SUPPLIED PASSAGE:
◆ ◆ ◆ ◆ ◆ ◆ ◆

We're looking at a new facility in Akron and FirstEnergy is offering primary service at 13.2kV. The tariff shows a $0.85/kW discount on demand charges but we'd need to buy and maintain our own transformer. Anyone done the math on this? Initial transformer cost is around $45K for a 1500kVA unit.
FirstEnergy primary service discount - worth the transformer cost?
Jim - we made that switch at our Cleveland plant in 2009. The discount was $0.78/kW back then on Schedule GP-1. With 800kW demand, we saved about $7,500 annually. Transformer paid for itself in 4.5 years, plus you get better power quality control. Just make sure you budget for maintenance and testing.
The discount varies by utility but it's usually substantial. Duquesne Light gives us $1.12/kW discount for primary service. Our 1200kW facility saves $16,128 annually just on the demand charge difference. Don't forget to factor in the avoided utility transformer losses too - that's another 1-2% energy savings.
Georgia Power's Schedule PL-1 primary service discount is currently $1.05/kW. We switched three facilities and the payback was 3-4 years on each. The real benefit comes from owning your power factor correction - we went from 0.85 to 0.98 lagging and eliminated all PF penalties.
Thanks everyone. Frank - did you have any issues with FirstEnergy during the switchover? I'm hearing conflicting info about whether they require redundant protection or just standard overcurrent protection on the customer side.

◆ ◆ ◆ ◆ ◆ ◆ ◆

(Bounding box prediction data)
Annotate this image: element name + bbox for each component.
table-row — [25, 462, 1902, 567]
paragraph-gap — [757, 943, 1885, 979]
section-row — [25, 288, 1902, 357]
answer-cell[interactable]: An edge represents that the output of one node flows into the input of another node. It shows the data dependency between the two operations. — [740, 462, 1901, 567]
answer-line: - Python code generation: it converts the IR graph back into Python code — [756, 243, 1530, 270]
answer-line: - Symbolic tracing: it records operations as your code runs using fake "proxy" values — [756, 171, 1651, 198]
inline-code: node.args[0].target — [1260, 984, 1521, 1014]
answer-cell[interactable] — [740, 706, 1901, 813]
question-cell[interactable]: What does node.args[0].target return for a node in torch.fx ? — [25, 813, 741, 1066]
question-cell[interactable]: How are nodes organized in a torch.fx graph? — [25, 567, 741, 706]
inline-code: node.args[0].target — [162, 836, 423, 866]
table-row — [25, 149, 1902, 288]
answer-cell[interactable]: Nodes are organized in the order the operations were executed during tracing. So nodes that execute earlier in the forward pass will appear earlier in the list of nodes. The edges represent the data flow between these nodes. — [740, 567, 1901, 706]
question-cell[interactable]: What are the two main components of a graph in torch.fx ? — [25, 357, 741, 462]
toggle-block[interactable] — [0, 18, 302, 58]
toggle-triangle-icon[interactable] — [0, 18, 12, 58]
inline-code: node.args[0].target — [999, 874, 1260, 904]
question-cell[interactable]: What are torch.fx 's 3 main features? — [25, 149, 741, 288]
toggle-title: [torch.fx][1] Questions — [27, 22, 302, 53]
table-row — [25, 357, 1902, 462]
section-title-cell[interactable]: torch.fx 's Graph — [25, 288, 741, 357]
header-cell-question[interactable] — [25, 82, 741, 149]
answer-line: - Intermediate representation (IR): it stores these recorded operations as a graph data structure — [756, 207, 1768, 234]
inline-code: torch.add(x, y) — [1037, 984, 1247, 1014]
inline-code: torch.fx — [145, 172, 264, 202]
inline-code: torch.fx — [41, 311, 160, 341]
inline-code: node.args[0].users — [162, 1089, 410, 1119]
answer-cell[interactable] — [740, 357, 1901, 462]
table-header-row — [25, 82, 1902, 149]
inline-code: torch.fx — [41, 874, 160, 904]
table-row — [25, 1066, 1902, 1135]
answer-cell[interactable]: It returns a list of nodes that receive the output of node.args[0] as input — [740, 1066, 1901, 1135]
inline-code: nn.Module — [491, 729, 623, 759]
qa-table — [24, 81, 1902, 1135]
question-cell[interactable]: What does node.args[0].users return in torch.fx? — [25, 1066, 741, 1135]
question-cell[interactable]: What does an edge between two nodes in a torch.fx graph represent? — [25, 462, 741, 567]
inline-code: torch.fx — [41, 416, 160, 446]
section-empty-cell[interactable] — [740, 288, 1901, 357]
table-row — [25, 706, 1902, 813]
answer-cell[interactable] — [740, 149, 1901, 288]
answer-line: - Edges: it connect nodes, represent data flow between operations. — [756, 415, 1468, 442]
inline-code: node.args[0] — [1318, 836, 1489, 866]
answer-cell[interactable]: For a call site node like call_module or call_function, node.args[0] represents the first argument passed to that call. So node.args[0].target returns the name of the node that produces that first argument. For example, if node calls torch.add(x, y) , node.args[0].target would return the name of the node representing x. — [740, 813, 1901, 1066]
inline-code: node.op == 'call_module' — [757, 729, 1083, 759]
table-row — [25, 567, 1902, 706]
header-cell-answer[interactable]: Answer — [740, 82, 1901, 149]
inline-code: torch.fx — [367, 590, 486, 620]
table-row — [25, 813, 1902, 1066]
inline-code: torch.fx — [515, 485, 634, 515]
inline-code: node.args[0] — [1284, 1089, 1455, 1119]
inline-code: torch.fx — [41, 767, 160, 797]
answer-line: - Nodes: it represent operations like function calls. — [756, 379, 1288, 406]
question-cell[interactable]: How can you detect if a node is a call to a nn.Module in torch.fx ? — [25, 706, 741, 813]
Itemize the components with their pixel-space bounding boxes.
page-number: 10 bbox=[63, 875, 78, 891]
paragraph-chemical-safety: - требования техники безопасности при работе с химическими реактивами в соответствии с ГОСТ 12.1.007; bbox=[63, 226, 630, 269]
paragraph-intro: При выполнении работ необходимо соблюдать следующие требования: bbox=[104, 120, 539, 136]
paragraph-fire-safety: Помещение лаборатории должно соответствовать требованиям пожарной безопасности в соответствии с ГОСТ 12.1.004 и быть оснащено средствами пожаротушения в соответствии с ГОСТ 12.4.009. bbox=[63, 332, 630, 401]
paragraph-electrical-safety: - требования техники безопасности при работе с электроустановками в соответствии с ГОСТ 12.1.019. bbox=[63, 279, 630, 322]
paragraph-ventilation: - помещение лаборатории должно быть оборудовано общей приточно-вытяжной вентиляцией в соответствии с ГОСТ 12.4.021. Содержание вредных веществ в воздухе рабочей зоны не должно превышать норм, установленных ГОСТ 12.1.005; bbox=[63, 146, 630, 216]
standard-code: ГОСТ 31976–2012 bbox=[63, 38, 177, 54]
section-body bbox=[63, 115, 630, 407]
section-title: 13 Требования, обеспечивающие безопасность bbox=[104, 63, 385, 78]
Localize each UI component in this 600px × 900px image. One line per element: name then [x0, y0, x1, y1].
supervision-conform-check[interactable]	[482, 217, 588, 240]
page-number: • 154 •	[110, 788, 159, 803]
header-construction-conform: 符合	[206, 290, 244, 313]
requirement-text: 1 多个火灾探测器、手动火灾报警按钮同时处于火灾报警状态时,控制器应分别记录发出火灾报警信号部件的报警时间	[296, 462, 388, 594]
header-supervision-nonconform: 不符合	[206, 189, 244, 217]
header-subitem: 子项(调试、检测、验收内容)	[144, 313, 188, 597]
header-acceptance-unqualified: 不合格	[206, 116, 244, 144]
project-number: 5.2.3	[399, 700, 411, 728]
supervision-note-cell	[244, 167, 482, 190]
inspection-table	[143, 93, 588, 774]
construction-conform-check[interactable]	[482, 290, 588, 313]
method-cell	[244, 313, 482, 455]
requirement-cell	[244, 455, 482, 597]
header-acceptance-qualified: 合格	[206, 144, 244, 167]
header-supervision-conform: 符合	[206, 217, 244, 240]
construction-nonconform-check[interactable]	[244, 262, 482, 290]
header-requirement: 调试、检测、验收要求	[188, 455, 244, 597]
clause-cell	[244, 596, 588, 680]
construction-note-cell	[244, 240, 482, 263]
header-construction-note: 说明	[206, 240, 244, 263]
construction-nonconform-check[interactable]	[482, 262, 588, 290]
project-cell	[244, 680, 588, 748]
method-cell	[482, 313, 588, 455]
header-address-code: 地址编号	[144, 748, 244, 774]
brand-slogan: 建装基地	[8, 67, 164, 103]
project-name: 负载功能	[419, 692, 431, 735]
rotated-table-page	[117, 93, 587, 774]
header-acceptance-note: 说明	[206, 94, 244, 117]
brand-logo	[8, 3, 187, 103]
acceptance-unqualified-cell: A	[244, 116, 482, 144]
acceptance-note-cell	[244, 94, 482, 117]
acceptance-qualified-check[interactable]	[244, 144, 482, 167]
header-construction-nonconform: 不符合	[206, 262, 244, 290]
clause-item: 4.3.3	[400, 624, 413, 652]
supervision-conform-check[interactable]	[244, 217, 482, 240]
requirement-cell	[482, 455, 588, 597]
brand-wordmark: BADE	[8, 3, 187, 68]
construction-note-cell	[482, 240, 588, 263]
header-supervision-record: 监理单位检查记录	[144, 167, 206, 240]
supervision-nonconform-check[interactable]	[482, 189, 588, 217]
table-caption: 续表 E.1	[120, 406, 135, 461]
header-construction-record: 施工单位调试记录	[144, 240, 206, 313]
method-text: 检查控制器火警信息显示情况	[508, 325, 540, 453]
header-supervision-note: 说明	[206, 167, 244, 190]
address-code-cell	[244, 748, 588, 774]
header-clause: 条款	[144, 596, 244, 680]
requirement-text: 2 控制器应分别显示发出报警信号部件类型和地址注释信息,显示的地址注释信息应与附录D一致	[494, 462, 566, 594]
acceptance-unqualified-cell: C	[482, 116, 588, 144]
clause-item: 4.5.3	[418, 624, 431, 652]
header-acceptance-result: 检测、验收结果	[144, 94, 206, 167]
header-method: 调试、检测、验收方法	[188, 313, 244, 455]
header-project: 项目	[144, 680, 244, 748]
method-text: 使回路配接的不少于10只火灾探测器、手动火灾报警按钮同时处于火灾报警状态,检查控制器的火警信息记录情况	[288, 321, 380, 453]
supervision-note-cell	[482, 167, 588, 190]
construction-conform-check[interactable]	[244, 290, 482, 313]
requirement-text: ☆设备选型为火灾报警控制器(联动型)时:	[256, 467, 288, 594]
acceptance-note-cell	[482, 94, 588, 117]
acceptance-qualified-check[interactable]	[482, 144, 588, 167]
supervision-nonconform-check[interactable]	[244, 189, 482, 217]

◆ ◆ ◆ ◆ ◆ ◆ ◆

APPLY WHAT YOU READ:
1. In the primary service thread, what power factor improvement does the Georgia Power poster report after switching?
2. Carry on the primary service thread from its last post.

ANSWERS FOR THE TASKS:
1. From 0.85 to 0.98 lagging, which eliminated all power factor penalties.

2.
Jim - FirstEnergy required full differential protection and supervisory control for our installation. Added about $8K to the project but they were pretty strict on the protective relay requirements. Check their Electric Service Requirements manual - it's all spelled out there.
We're seeing similar requirements from Georgia Power. Primary service customers need protective relaying that coordinates with their system. Usually means differential, overcurrent, and sometimes voltage/frequency protection. It's worth it though - the demand savings alone justified our switch.
One more thing Jim - make sure you get a good electrical contractor who understands utility coordination. We had some headaches initially because our first contractor didn't properly set the relay coordination with FirstEnergy's upstream protection. Caused some unnecessary outages during testing.